**WHAT TO DO**
Find and copy each line of the records where the string "κυρίως" shows up.
========
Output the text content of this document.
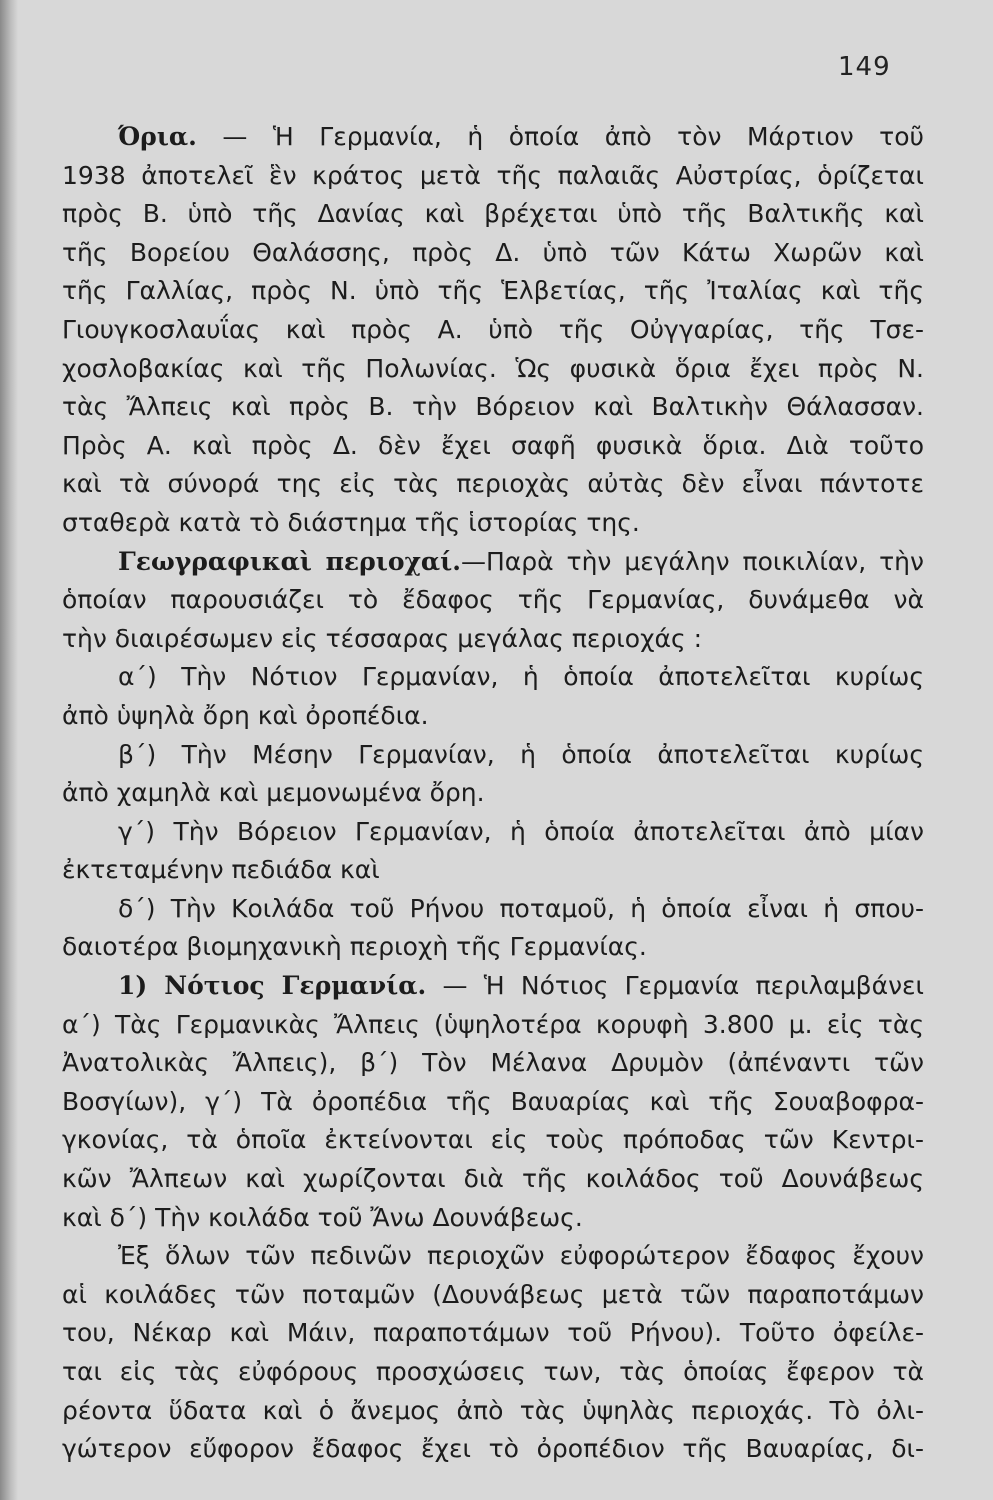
149
Όρια. — Ἡ Γερμανία, ἡ ὁποία ἀπὸ τὸν Μάρτιον τοῦ
1938 ἀποτελεῖ ἓν κράτος μετὰ τῆς παλαιᾶς Αὐστρίας, ὁρίζεται
πρὸς Β. ὑπὸ τῆς Δανίας καὶ βρέχεται ὑπὸ τῆς Βαλτικῆς καὶ
τῆς Βορείου Θαλάσσης, πρὸς Δ. ὑπὸ τῶν Κάτω Χωρῶν καὶ
τῆς Γαλλίας, πρὸς Ν. ὑπὸ τῆς Ἑλβετίας, τῆς Ἰταλίας καὶ τῆς
Γιουγκοσλαυΐας καὶ πρὸς Α. ὑπὸ τῆς Οὐγγαρίας, τῆς Τσε-
χοσλοβακίας καὶ τῆς Πολωνίας. Ὡς φυσικὰ ὅρια ἔχει πρὸς Ν.
τὰς Ἄλπεις καὶ πρὸς Β. τὴν Βόρειον καὶ Βαλτικὴν Θάλασσαν.
Πρὸς Α. καὶ πρὸς Δ. δὲν ἔχει σαφῆ φυσικὰ ὅρια. Διὰ τοῦτο
καὶ τὰ σύνορά της εἰς τὰς περιοχὰς αὐτὰς δὲν εἶναι πάντοτε
σταθερὰ κατὰ τὸ διάστημα τῆς ἱστορίας της.
Γεωγραφικαὶ περιοχαί.—Παρὰ τὴν μεγάλην ποικιλίαν, τὴν
ὁποίαν παρουσιάζει τὸ ἔδαφος τῆς Γερμανίας, δυνάμεθα νὰ
τὴν διαιρέσωμεν εἰς τέσσαρας μεγάλας περιοχάς :
α΄) Τὴν Νότιον Γερμανίαν, ἡ ὁποία ἀποτελεῖται κυρίως
ἀπὸ ὑψηλὰ ὄρη καὶ ὀροπέδια.
β΄) Τὴν Μέσην Γερμανίαν, ἡ ὁποία ἀποτελεῖται κυρίως
ἀπὸ χαμηλὰ καὶ μεμονωμένα ὄρη.
γ΄) Τὴν Βόρειον Γερμανίαν, ἡ ὁποία ἀποτελεῖται ἀπὸ μίαν
ἐκτεταμένην πεδιάδα καὶ
δ΄) Τὴν Κοιλάδα τοῦ Ρήνου ποταμοῦ, ἡ ὁποία εἶναι ἡ σπου-
δαιοτέρα βιομηχανικὴ περιοχὴ τῆς Γερμανίας.
1) Νότιος Γερμανία. — Ἡ Νότιος Γερμανία περιλαμβάνει
α΄) Τὰς Γερμανικὰς Ἄλπεις (ὑψηλοτέρα κορυφὴ 3.800 μ. εἰς τὰς
Ἀνατολικὰς Ἄλπεις), β΄) Τὸν Μέλανα Δρυμὸν (ἀπέναντι τῶν
Βοσγίων), γ΄) Τὰ ὀροπέδια τῆς Βαυαρίας καὶ τῆς Σουαβοφρα-
γκονίας, τὰ ὁποῖα ἐκτείνονται εἰς τοὺς πρόποδας τῶν Κεντρι-
κῶν Ἄλπεων καὶ χωρίζονται διὰ τῆς κοιλάδος τοῦ Δουνάβεως
καὶ δ΄) Τὴν κοιλάδα τοῦ Ἄνω Δουνάβεως.
Ἐξ ὅλων τῶν πεδινῶν περιοχῶν εὐφορώτερον ἔδαφος ἔχουν
αἱ κοιλάδες τῶν ποταμῶν (Δουνάβεως μετὰ τῶν παραποτάμων
του, Νέκαρ καὶ Μάιν, παραποτάμων τοῦ Ρήνου). Τοῦτο ὀφείλε-
ται εἰς τὰς εὐφόρους προσχώσεις των, τὰς ὁποίας ἔφερον τὰ
ρέοντα ὕδατα καὶ ὁ ἄνεμος ἀπὸ τὰς ὑψηλὰς περιοχάς. Τὸ ὀλι-
γώτερον εὔφορον ἔδαφος ἔχει τὸ ὀροπέδιον τῆς Βαυαρίας, δι-
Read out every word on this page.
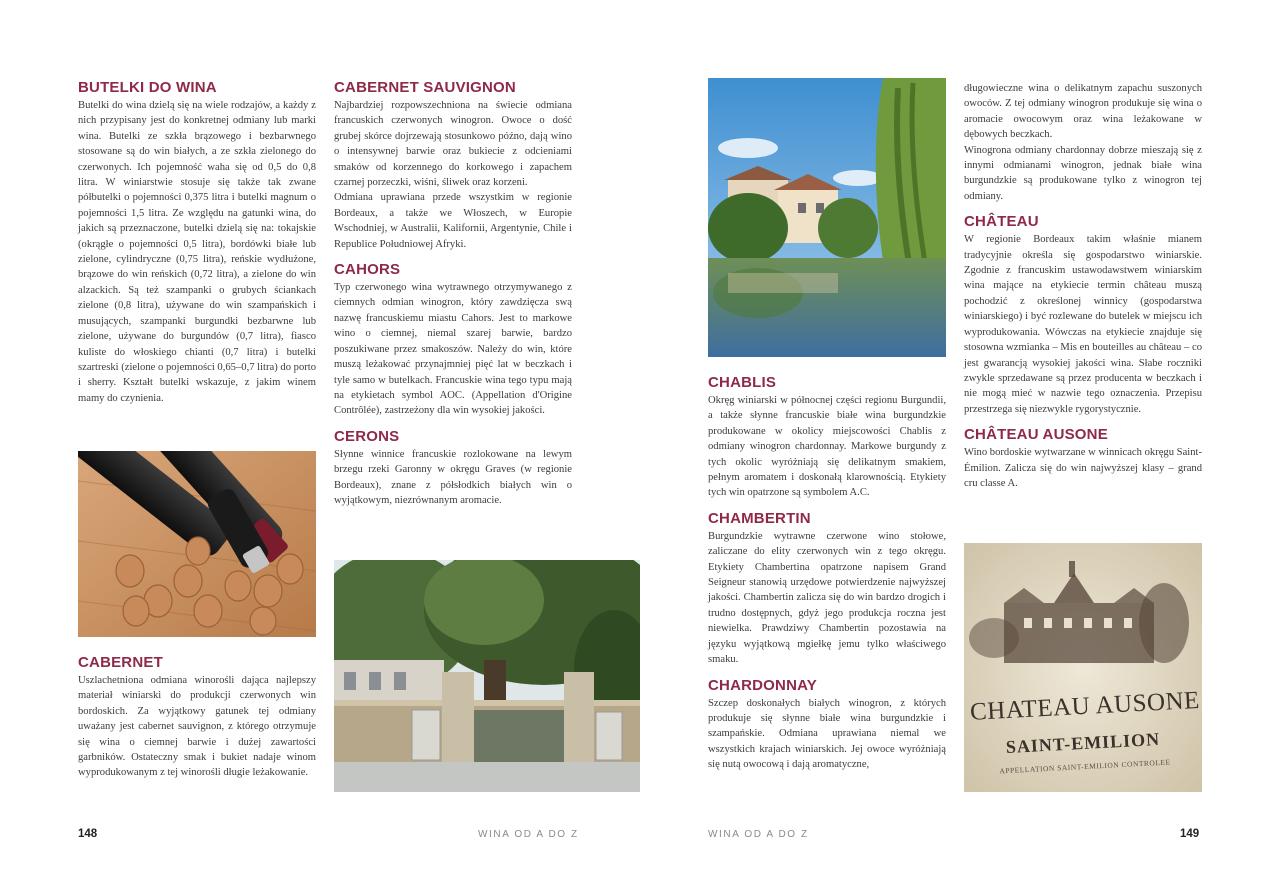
BUTELKI DO WINA
Butelki do wina dzielą się na wiele rodzajów, a każdy z nich przypisany jest do konkretnej odmiany lub marki wina. Butelki ze szkła brązowego i bezbarwnego stosowane są do win białych, a ze szkła zielonego do czerwonych. Ich pojemność waha się od 0,5 do 0,8 litra. W winiarstwie stosuje się także tak zwane półbutelki o pojemności 0,375 litra i butelki magnum o pojemności 1,5 litra. Ze względu na gatunki wina, do jakich są przeznaczone, butelki dzielą się na: tokajskie (okrągłe o pojemności 0,5 litra), bordówki białe lub zielone, cylindryczne (0,75 litra), reńskie wydłużone, brązowe do win reńskich (0,72 litra), a zielone do win alzackich. Są też szampanki o grubych ściankach zielone (0,8 litra), używane do win szampańskich i musujących, szampanki burgundki bezbarwne lub zielone, używane do burgundów (0,7 litra), fiasco kuliste do włoskiego chianti (0,7 litra) i butelki szartreski (zielone o pojemności 0,65–0,7 litra) do porto i sherry. Kształt butelki wskazuje, z jakim winem mamy do czynienia.
CABERNET
Uszlachetniona odmiana winorośli dająca najlepszy materiał winiarski do produkcji czerwonych win bordoskich. Za wyjątkowy gatunek tej odmiany uważany jest cabernet sauvignon, z którego otrzymuje się wina o ciemnej barwie i dużej zawartości garbników. Ostateczny smak i bukiet nadaje winom wyprodukowanym z tej winorośli długie leżakowanie.
CABERNET SAUVIGNON
Najbardziej rozpowszechniona na świecie odmiana francuskich czerwonych winogron. Owoce o dość grubej skórce dojrzewają stosunkowo późno, dają wino o intensywnej barwie oraz bukiecie z odcieniami smaków od korzennego do korkowego i zapachem czarnej porzeczki, wiśni, śliwek oraz korzeni.
Odmiana uprawiana przede wszystkim w regionie Bordeaux, a także we Włoszech, w Europie Wschodniej, w Australii, Kalifornii, Argentynie, Chile i Republice Południowej Afryki.
CAHORS
Typ czerwonego wina wytrawnego otrzymywanego z ciemnych odmian winogron, który zawdzięcza swą nazwę francuskiemu miastu Cahors. Jest to markowe wino o ciemnej, niemal szarej barwie, bardzo poszukiwane przez smakoszów. Należy do win, które muszą leżakować przynajmniej pięć lat w beczkach i tyle samo w butelkach. Francuskie wina tego typu mają na etykietach symbol AOC. (Appellation d'Origine Contrôlée), zastrzeżony dla win wysokiej jakości.
CERONS
Słynne winnice francuskie rozlokowane na lewym brzegu rzeki Garonny w okręgu Graves (w regionie Bordeaux), znane z półsłodkich białych win o wyjątkowym, niezrównanym aromacie.
148	WINA OD A DO Z
CHABLIS
Okręg winiarski w północnej części regionu Burgundii, a także słynne francuskie białe wina burgundzkie produkowane w okolicy miejscowości Chablis z odmiany winogron chardonnay. Markowe burgundy z tych okolic wyróżniają się delikatnym smakiem, pełnym aromatem i doskonałą klarownością. Etykiety tych win opatrzone są symbolem A.C.
CHAMBERTIN
Burgundzkie wytrawne czerwone wino stołowe, zaliczane do elity czerwonych win z tego okręgu. Etykiety Chambertina opatrzone napisem Grand Seigneur stanowią urzędowe potwierdzenie najwyższej jakości. Chambertin zalicza się do win bardzo drogich i trudno dostępnych, gdyż jego produkcja roczna jest niewielka. Prawdziwy Chambertin pozostawia na języku wyjątkową mgiełkę jemu tylko właściwego smaku.
CHARDONNAY
Szczep doskonałych białych winogron, z których produkuje się słynne białe wina burgundzkie i szampańskie. Odmiana uprawiana niemal we wszystkich krajach winiarskich. Jej owoce wyróżniają się nutą owocową i dają aromatyczne,
długowieczne wina o delikatnym zapachu suszonych owoców. Z tej odmiany winogron produkuje się wina o aromacie owocowym oraz wina leżakowane w dębowych beczkach.
Winogrona odmiany chardonnay dobrze mieszają się z innymi odmianami winogron, jednak białe wina burgundzkie są produkowane tylko z winogron tej odmiany.
CHÂTEAU
W regionie Bordeaux takim właśnie mianem tradycyjnie określa się gospodarstwo winiarskie. Zgodnie z francuskim ustawodawstwem winiarskim wina mające na etykiecie termin château muszą pochodzić z określonej winnicy (gospodarstwa winiarskiego) i być rozlewane do butelek w miejscu ich wyprodukowania. Wówczas na etykiecie znajduje się stosowna wzmianka – Mis en bouteilles au château – co jest gwarancją wysokiej jakości wina. Słabe roczniki zwykle sprzedawane są przez producenta w beczkach i nie mogą mieć w nazwie tego oznaczenia. Przepisu przestrzega się niezwykle rygorystycznie.
CHÂTEAU AUSONE
Wino bordoskie wytwarzane w winnicach okręgu Saint-Émilion. Zalicza się do win najwyższej klasy – grand cru classe A.
CHATEAU AUSONE
SAINT-EMILION
APPELLATION SAINT-EMILION CONTROLEE
WINA OD A DO Z	149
========
**THE COMPLETED TASK**
α΄) Τὴν Νότιον Γερμανίαν, ἡ ὁποία ἀποτελεῖται κυρίως
β΄) Τὴν Μέσην Γερμανίαν, ἡ ὁποία ἀποτελεῖται κυρίως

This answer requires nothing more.